** START OF Exercise materials **
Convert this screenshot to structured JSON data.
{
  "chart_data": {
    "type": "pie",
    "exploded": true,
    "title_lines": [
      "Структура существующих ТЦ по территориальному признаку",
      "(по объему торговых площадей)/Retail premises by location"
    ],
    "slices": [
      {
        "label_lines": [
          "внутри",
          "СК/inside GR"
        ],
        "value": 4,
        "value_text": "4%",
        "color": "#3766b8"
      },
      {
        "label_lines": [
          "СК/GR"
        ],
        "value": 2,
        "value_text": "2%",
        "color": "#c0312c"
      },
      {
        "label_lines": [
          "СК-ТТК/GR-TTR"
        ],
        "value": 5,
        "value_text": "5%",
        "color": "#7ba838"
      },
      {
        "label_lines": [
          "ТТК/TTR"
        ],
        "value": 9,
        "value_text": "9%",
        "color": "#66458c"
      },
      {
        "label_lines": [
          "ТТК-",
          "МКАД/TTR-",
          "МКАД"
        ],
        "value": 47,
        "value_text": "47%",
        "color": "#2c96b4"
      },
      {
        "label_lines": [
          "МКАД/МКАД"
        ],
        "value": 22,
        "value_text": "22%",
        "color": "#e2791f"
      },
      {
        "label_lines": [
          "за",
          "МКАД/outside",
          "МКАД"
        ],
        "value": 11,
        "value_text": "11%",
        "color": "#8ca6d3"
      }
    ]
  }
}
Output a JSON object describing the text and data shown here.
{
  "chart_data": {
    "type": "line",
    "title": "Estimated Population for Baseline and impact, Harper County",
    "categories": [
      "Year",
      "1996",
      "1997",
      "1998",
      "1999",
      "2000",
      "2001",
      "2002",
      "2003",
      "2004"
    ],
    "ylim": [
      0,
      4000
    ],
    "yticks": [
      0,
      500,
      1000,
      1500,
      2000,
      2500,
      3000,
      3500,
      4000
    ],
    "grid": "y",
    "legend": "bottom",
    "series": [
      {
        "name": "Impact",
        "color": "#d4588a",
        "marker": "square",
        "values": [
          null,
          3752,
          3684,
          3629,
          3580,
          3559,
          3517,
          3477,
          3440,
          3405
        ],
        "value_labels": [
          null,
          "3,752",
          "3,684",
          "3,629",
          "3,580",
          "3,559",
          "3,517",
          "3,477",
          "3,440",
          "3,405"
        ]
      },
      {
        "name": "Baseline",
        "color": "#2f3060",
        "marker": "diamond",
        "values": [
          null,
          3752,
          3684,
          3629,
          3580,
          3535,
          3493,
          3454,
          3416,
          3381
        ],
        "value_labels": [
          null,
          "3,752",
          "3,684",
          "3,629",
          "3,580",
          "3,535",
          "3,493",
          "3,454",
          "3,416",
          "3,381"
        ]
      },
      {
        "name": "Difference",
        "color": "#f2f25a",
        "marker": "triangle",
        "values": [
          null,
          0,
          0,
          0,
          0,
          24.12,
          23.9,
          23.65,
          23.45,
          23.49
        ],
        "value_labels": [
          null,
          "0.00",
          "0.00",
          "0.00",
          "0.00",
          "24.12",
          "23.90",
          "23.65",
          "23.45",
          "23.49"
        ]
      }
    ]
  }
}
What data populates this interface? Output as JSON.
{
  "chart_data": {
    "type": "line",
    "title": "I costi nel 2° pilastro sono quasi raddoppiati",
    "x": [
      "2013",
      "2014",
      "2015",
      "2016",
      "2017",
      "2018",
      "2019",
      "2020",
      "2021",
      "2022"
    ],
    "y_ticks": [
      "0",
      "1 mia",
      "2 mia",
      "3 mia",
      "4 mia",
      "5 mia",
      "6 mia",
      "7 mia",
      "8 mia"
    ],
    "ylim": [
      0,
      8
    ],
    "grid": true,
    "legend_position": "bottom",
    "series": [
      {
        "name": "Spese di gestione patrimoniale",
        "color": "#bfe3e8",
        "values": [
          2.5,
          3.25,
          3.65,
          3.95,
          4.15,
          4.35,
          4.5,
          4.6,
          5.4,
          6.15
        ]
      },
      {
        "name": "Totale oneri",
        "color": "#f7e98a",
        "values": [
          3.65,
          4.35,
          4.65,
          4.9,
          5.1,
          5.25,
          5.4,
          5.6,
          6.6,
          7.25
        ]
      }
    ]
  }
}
** END OF Exercise materials **
*Goal*: Write out the listing once more, matching it exactly.

*Finished answer*:
Convert this screenshot to structured JSON data.
{
  "chart_data": {
    "type": "pie",
    "exploded": true,
    "title_lines": [
      "Структура существующих ТЦ по территориальному признаку",
      "(по объему торговых площадей)/Retail premises by location"
    ],
    "slices": [
      {
        "label_lines": [
          "внутри",
          "СК/inside GR"
        ],
        "value": 4,
        "value_text": "4%",
        "color": "#3766b8"
      },
      {
        "label_lines": [
          "СК/GR"
        ],
        "value": 2,
        "value_text": "2%",
        "color": "#c0312c"
      },
      {
        "label_lines": [
          "СК-ТТК/GR-TTR"
        ],
        "value": 5,
        "value_text": "5%",
        "color": "#7ba838"
      },
      {
        "label_lines": [
          "ТТК/TTR"
        ],
        "value": 9,
        "value_text": "9%",
        "color": "#66458c"
      },
      {
        "label_lines": [
          "ТТК-",
          "МКАД/TTR-",
          "МКАД"
        ],
        "value": 47,
        "value_text": "47%",
        "color": "#2c96b4"
      },
      {
        "label_lines": [
          "МКАД/МКАД"
        ],
        "value": 22,
        "value_text": "22%",
        "color": "#e2791f"
      },
      {
        "label_lines": [
          "за",
          "МКАД/outside",
          "МКАД"
        ],
        "value": 11,
        "value_text": "11%",
        "color": "#8ca6d3"
      }
    ]
  }
}
Output a JSON object describing the text and data shown here.
{
  "chart_data": {
    "type": "line",
    "title": "Estimated Population for Baseline and impact, Harper County",
    "categories": [
      "Year",
      "1996",
      "1997",
      "1998",
      "1999",
      "2000",
      "2001",
      "2002",
      "2003",
      "2004"
    ],
    "ylim": [
      0,
      4000
    ],
    "yticks": [
      0,
      500,
      1000,
      1500,
      2000,
      2500,
      3000,
      3500,
      4000
    ],
    "grid": "y",
    "legend": "bottom",
    "series": [
      {
        "name": "Impact",
        "color": "#d4588a",
        "marker": "square",
        "values": [
          null,
          3752,
          3684,
          3629,
          3580,
          3559,
          3517,
          3477,
          3440,
          3405
        ],
        "value_labels": [
          null,
          "3,752",
          "3,684",
          "3,629",
          "3,580",
          "3,559",
          "3,517",
          "3,477",
          "3,440",
          "3,405"
        ]
      },
      {
        "name": "Baseline",
        "color": "#2f3060",
        "marker": "diamond",
        "values": [
          null,
          3752,
          3684,
          3629,
          3580,
          3535,
          3493,
          3454,
          3416,
          3381
        ],
        "value_labels": [
          null,
          "3,752",
          "3,684",
          "3,629",
          "3,580",
          "3,535",
          "3,493",
          "3,454",
          "3,416",
          "3,381"
        ]
      },
      {
        "name": "Difference",
        "color": "#f2f25a",
        "marker": "triangle",
        "values": [
          null,
          0,
          0,
          0,
          0,
          24.12,
          23.9,
          23.65,
          23.45,
          23.49
        ],
        "value_labels": [
          null,
          "0.00",
          "0.00",
          "0.00",
          "0.00",
          "24.12",
          "23.90",
          "23.65",
          "23.45",
          "23.49"
        ]
      }
    ]
  }
}
What data populates this interface? Output as JSON.
{
  "chart_data": {
    "type": "line",
    "title": "I costi nel 2° pilastro sono quasi raddoppiati",
    "x": [
      "2013",
      "2014",
      "2015",
      "2016",
      "2017",
      "2018",
      "2019",
      "2020",
      "2021",
      "2022"
    ],
    "y_ticks": [
      "0",
      "1 mia",
      "2 mia",
      "3 mia",
      "4 mia",
      "5 mia",
      "6 mia",
      "7 mia",
      "8 mia"
    ],
    "ylim": [
      0,
      8
    ],
    "grid": true,
    "legend_position": "bottom",
    "series": [
      {
        "name": "Spese di gestione patrimoniale",
        "color": "#bfe3e8",
        "values": [
          2.5,
          3.25,
          3.65,
          3.95,
          4.15,
          4.35,
          4.5,
          4.6,
          5.4,
          6.15
        ]
      },
      {
        "name": "Totale oneri",
        "color": "#f7e98a",
        "values": [
          3.65,
          4.35,
          4.65,
          4.9,
          5.1,
          5.25,
          5.4,
          5.6,
          6.6,
          7.25
        ]
      }
    ]
  }
}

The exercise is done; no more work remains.